Brief — Copy the records below exactly, omitting any pictures they contain.

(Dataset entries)
════════════════

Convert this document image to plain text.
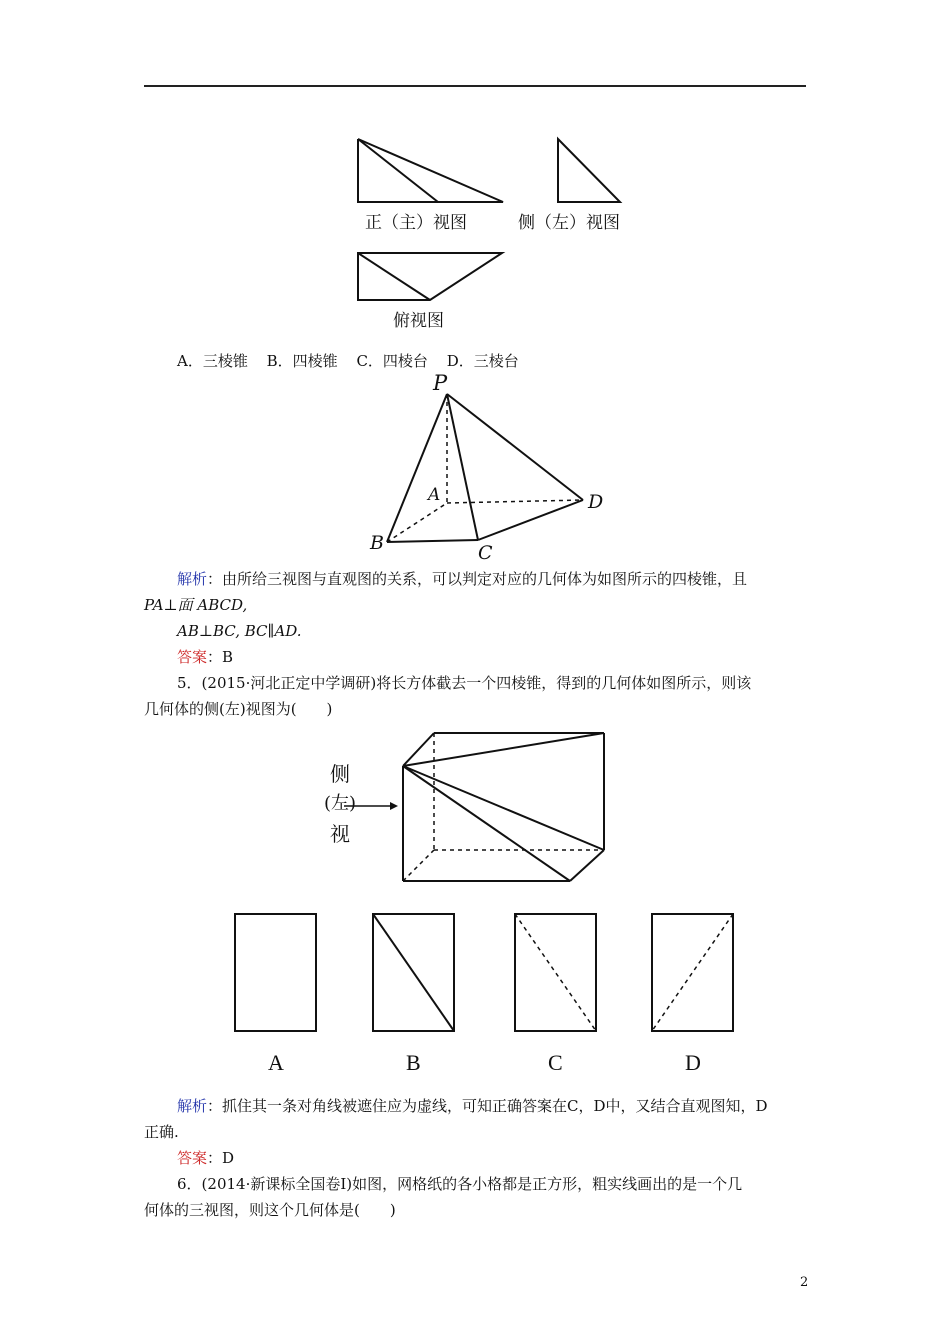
正（主）视图	侧（左）视图
俯视图
A．三棱锥 B．四棱锥 C．四棱台 D．三棱台
P
A
B	C
D
解析：由所给三视图与直观图的关系，可以判定对应的几何体为如图所示的四棱锥，且
PA⊥面 ABCD,
AB⊥BC, BC∥AD.
答案：B
5．(2015·河北正定中学调研)将长方体截去一个四棱锥，得到的几何体如图所示，则该
几何体的侧(左)视图为(　　)
侧
(左)
视
A	B	C	D
解析：抓住其一条对角线被遮住应为虚线，可知正确答案在C，D中，又结合直观图知，D
正确.
答案：D
6．(2014·新课标全国卷Ⅰ)如图，网格纸的各小格都是正方形，粗实线画出的是一个几
何体的三视图，则这个几何体是(　　)
2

════════════════

Expected output —
Convert this document image to plain text.
正（主）视图	侧（左）视图
俯视图
A．三棱锥 B．四棱锥 C．四棱台 D．三棱台
P
A
B	C
D
解析：由所给三视图与直观图的关系，可以判定对应的几何体为如图所示的四棱锥，且
PA⊥面 ABCD,
AB⊥BC, BC∥AD.
答案：B
5．(2015·河北正定中学调研)将长方体截去一个四棱锥，得到的几何体如图所示，则该
几何体的侧(左)视图为(　　)
侧
(左)
视
A	B	C	D
解析：抓住其一条对角线被遮住应为虚线，可知正确答案在C，D中，又结合直观图知，D
正确.
答案：D
6．(2014·新课标全国卷Ⅰ)如图，网格纸的各小格都是正方形，粗实线画出的是一个几
何体的三视图，则这个几何体是(　　)
2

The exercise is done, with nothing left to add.